INPUT MATERIAL:

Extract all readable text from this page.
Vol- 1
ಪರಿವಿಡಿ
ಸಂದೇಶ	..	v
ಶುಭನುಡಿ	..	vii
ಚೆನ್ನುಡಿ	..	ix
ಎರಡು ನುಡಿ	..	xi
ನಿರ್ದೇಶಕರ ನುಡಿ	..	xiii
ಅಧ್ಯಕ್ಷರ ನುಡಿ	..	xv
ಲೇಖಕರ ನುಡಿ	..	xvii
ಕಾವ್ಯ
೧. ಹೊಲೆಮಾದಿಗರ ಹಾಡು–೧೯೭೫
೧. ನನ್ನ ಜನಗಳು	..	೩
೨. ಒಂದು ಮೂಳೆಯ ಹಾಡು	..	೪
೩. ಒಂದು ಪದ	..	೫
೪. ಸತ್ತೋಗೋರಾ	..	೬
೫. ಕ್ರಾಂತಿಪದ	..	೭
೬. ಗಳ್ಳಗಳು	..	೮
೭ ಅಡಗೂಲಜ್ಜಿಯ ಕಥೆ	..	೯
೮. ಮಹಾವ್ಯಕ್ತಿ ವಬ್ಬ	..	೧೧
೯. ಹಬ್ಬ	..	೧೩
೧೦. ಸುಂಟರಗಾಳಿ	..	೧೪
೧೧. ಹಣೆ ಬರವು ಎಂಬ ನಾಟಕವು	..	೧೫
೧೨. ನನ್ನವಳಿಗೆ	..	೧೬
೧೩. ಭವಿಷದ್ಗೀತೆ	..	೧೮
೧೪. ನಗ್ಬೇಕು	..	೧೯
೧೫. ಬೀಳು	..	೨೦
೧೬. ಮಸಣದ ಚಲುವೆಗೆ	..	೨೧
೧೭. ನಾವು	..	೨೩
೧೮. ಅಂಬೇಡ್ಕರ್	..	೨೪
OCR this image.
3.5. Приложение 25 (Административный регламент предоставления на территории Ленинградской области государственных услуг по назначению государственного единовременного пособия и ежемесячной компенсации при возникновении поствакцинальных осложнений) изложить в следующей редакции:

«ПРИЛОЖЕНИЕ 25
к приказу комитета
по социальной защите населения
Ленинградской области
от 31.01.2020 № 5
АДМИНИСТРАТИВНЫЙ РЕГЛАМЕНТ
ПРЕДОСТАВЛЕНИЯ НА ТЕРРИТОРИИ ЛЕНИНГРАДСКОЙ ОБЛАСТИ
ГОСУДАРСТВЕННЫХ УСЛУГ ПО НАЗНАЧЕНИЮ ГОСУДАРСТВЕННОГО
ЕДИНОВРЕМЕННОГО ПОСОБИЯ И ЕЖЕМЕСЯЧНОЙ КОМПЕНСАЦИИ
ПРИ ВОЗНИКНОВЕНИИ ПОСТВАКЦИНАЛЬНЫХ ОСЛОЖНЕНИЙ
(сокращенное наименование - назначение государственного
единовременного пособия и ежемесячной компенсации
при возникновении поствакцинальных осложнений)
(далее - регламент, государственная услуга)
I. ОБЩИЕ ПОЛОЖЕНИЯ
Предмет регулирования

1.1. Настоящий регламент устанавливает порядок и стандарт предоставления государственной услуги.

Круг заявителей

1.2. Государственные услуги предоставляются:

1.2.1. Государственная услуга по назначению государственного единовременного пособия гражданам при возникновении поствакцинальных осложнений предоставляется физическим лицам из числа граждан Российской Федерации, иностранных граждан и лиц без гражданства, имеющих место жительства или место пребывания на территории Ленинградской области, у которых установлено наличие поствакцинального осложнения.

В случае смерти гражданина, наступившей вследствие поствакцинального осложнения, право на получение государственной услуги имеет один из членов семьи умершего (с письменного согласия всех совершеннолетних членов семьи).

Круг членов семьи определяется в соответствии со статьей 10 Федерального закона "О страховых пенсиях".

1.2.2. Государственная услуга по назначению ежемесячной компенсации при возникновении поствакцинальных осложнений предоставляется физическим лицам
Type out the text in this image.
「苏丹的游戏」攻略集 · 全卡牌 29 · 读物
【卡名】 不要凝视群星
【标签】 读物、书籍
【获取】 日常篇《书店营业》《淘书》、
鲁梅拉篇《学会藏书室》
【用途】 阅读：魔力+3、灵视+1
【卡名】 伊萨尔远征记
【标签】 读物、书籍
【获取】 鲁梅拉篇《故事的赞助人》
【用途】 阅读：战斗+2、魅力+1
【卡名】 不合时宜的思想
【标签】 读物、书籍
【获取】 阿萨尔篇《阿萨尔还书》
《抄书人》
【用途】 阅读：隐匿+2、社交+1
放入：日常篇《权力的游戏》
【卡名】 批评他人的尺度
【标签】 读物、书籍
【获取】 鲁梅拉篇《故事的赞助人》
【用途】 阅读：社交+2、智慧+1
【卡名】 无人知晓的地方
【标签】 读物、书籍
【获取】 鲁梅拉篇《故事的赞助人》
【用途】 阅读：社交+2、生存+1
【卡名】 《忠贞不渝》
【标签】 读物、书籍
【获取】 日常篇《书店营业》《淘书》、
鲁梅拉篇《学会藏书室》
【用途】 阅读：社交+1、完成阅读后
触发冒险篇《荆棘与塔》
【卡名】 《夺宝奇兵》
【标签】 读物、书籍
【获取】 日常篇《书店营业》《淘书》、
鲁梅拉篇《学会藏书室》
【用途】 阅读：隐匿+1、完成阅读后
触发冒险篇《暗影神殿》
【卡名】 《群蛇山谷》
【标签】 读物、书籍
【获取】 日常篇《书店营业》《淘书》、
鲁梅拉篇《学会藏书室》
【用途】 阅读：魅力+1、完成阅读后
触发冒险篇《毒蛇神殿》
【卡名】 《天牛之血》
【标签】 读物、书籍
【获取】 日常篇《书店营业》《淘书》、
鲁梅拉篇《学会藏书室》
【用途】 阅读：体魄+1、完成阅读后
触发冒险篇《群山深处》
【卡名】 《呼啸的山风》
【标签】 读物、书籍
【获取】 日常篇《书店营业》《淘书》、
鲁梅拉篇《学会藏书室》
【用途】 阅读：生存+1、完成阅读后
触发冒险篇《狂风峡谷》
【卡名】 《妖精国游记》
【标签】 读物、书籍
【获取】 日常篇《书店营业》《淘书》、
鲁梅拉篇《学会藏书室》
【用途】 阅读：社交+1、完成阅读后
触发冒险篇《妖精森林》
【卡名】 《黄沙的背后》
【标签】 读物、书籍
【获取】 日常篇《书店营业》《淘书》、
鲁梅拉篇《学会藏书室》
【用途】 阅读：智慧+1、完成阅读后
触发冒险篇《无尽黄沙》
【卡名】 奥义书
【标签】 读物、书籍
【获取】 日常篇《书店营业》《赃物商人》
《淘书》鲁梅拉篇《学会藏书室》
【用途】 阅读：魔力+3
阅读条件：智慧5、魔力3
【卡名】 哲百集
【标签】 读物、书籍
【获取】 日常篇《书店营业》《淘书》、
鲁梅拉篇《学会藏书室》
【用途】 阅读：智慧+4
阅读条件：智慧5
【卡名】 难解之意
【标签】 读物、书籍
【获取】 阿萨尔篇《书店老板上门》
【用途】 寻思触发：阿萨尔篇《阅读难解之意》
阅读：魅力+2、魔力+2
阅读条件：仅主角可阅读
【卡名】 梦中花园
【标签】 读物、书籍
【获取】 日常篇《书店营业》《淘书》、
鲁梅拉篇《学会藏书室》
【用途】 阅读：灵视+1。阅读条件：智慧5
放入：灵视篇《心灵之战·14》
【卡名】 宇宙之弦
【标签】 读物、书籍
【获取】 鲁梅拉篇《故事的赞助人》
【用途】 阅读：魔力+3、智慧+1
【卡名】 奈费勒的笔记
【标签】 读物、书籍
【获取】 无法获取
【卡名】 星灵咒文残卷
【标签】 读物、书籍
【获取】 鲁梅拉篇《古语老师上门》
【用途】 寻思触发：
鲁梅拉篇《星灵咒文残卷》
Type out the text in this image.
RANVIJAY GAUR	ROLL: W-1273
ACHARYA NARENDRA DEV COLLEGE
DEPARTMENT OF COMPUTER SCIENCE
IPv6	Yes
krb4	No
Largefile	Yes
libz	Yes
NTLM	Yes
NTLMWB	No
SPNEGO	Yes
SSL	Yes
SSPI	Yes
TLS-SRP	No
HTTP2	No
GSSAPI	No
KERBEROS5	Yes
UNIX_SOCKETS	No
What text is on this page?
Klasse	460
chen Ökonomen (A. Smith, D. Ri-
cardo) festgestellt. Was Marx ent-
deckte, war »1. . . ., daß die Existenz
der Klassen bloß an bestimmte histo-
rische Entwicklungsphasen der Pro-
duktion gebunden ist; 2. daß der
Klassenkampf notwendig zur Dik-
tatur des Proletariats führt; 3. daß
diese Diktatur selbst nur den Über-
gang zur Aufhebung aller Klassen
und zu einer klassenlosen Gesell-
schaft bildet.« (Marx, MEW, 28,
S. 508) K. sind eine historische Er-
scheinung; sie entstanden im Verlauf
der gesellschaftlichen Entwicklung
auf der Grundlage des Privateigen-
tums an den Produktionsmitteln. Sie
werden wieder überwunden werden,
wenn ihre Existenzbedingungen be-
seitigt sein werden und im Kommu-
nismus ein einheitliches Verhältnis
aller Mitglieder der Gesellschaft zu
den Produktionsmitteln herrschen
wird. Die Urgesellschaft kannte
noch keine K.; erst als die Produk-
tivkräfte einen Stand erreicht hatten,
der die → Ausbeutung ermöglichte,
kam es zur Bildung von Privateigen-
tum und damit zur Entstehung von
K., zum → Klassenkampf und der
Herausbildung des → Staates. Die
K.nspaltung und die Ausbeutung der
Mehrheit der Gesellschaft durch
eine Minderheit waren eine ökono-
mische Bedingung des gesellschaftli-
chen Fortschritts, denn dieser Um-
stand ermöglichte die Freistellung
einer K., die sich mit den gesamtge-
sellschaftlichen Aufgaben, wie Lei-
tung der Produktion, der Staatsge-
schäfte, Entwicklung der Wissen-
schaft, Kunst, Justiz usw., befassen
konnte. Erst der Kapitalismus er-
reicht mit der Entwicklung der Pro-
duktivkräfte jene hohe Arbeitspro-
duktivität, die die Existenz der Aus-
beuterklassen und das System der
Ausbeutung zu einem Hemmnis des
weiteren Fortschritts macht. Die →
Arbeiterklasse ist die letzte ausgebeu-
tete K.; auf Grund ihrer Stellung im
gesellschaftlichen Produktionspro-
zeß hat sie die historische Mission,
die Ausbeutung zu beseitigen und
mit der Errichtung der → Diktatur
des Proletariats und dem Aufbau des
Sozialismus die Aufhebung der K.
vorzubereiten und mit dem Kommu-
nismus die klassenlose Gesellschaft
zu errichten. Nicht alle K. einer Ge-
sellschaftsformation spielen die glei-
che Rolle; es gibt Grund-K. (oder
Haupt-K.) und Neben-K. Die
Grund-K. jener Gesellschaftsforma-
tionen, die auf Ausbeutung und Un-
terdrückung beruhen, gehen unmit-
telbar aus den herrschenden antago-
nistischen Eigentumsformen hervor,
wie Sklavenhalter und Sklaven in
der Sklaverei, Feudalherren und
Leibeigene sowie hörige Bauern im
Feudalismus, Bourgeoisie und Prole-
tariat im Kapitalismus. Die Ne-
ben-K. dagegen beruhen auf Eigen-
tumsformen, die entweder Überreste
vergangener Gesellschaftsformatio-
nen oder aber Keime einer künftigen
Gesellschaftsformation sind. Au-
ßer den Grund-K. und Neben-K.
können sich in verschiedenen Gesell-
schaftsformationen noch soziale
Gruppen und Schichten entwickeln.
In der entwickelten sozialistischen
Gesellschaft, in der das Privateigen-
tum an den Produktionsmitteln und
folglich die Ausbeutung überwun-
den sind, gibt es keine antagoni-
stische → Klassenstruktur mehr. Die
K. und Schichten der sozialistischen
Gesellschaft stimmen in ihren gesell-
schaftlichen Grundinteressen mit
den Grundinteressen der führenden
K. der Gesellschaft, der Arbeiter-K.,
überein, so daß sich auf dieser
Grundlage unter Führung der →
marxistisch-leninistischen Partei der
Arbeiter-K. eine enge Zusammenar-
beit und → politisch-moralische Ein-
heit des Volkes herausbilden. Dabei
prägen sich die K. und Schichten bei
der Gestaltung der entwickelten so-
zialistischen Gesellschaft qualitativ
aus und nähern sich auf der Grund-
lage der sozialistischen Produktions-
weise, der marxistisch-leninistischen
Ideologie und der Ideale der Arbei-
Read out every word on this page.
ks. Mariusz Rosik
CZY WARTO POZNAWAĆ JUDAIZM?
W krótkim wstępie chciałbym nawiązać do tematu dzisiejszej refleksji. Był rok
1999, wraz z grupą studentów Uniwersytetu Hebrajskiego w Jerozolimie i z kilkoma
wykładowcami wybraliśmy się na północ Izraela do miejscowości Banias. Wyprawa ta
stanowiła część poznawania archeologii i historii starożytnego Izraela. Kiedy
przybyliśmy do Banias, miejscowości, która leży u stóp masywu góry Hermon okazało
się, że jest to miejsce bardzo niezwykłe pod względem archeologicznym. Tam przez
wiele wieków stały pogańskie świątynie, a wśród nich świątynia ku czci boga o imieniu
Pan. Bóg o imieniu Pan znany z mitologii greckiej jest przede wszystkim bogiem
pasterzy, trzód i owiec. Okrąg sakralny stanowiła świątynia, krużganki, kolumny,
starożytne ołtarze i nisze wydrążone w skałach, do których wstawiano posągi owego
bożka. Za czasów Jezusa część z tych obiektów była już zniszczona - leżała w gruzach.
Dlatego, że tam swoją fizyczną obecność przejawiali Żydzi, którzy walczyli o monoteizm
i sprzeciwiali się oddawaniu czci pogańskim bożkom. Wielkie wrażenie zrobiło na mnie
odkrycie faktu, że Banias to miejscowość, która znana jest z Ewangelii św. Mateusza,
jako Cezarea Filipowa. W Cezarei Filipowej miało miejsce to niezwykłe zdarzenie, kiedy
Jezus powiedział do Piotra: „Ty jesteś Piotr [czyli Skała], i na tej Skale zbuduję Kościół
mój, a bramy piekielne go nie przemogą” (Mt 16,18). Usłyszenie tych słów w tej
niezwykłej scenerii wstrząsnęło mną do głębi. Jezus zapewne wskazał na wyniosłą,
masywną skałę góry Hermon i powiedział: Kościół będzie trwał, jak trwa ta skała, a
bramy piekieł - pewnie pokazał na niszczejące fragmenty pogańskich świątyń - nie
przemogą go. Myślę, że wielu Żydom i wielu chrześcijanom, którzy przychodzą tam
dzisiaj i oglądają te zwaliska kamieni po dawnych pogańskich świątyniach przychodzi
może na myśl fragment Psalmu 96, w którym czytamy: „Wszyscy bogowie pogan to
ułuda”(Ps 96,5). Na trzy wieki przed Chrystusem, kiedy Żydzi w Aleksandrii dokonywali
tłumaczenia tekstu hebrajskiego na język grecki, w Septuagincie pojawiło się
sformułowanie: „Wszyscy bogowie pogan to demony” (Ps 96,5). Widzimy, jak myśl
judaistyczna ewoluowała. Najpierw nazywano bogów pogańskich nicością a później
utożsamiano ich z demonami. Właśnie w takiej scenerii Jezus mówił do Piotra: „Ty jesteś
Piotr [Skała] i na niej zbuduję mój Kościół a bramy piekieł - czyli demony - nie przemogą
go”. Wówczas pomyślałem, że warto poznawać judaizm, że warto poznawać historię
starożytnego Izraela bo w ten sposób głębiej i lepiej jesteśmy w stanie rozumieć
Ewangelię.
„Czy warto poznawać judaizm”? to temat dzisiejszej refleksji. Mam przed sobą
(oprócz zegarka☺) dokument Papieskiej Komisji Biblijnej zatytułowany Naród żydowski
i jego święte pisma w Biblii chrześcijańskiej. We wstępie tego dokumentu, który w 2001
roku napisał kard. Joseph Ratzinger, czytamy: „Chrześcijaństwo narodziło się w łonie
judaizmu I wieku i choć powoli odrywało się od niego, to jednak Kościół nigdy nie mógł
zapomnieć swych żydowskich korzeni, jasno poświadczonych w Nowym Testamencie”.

TASK REQUIREMENTS:
Lines containing the word "ermöglichte" must all be returned from the material above.

SOLUTION BELOW:
der die → Ausbeutung ermöglichte,
stand ermöglichte die Freistellung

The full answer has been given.